-- START Supplied data --

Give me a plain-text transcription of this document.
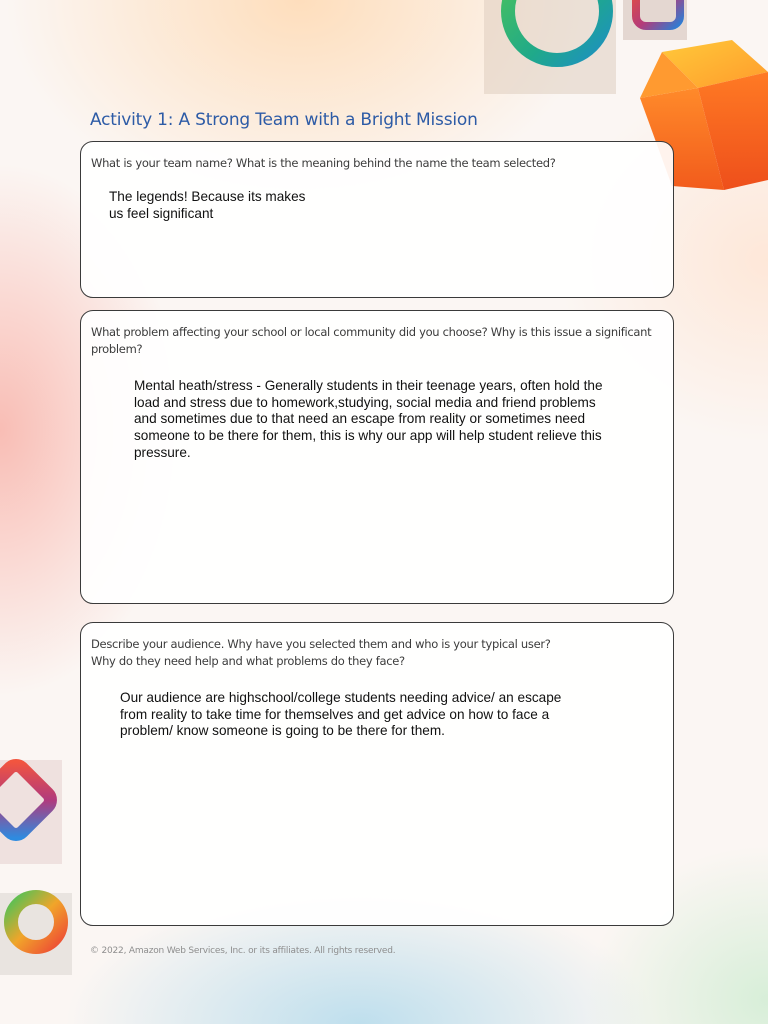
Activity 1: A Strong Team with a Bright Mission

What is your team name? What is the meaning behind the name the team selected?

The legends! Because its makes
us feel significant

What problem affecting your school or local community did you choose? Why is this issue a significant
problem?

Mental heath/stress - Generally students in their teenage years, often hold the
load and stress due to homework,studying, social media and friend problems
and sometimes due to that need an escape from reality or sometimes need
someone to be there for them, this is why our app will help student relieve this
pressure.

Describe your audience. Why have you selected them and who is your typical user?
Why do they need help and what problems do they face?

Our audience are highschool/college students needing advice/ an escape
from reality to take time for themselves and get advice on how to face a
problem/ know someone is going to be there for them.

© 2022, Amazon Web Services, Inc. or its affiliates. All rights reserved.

-- END Supplied data --

* _Directive_
Exactly how many lines contain "face"? State the number and nothing else.

* _Answer for this exercise_
2